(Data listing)

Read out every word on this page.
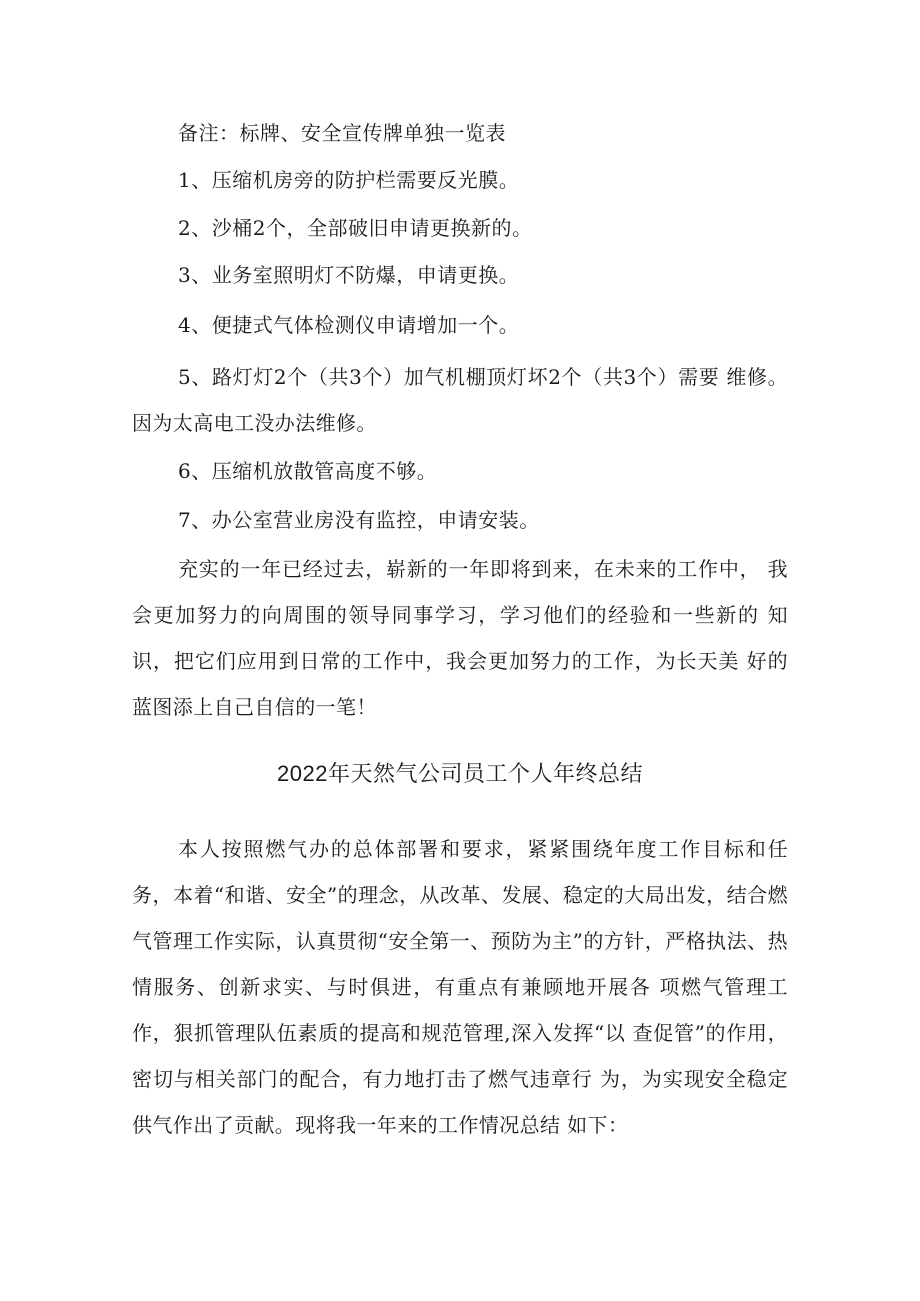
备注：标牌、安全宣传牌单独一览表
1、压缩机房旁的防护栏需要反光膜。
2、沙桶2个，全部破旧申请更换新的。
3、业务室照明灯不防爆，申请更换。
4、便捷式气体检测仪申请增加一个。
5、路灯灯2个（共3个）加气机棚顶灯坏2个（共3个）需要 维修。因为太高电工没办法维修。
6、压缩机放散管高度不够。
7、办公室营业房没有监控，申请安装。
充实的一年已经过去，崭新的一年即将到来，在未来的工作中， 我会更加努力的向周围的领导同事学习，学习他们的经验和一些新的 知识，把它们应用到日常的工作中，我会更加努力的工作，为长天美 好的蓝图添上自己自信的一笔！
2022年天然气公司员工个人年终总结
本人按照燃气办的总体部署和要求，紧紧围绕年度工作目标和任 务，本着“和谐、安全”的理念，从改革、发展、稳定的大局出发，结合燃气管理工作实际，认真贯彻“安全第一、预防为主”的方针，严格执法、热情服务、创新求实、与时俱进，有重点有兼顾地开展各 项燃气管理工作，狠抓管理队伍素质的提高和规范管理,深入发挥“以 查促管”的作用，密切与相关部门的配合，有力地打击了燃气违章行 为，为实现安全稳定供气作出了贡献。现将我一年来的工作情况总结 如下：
* * *
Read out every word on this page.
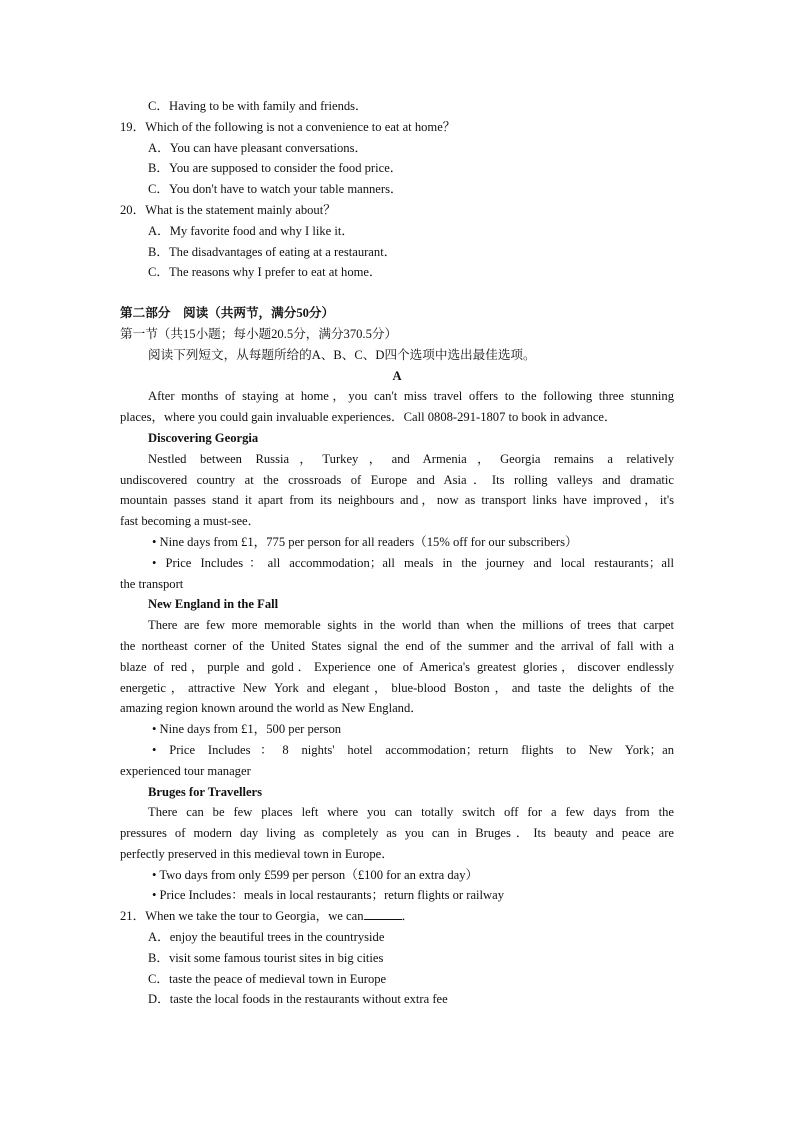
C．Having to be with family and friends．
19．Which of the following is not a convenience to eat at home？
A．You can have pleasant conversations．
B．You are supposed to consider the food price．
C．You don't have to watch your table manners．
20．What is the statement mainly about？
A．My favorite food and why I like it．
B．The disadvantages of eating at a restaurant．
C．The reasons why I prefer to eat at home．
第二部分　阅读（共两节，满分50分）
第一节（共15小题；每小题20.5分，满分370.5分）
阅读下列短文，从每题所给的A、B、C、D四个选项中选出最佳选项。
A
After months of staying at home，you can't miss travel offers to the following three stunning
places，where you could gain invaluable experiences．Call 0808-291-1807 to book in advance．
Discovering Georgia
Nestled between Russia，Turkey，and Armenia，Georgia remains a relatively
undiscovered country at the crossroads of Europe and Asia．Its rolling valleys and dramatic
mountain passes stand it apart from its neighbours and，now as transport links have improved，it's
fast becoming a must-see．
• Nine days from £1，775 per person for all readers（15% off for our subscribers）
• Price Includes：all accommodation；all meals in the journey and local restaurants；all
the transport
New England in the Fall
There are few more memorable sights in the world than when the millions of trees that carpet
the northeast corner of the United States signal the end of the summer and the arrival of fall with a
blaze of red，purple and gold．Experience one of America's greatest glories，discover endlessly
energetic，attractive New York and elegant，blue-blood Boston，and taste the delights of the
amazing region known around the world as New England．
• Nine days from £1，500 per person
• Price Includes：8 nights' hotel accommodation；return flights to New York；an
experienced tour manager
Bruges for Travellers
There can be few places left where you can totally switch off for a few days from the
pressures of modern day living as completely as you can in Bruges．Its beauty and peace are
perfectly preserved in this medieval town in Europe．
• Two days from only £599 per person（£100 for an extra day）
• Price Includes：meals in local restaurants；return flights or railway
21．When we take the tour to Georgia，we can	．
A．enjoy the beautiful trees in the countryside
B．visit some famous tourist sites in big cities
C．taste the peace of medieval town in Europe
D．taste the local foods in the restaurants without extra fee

**SHORT PROBLEM**
In the listing, find all lines with the string "restaurants" and copy them.

**WRITTEN ANSWER**
• Price Includes：all accommodation；all meals in the journey and local restaurants；all
• Price Includes：meals in local restaurants；return flights or railway
D．taste the local foods in the restaurants without extra fee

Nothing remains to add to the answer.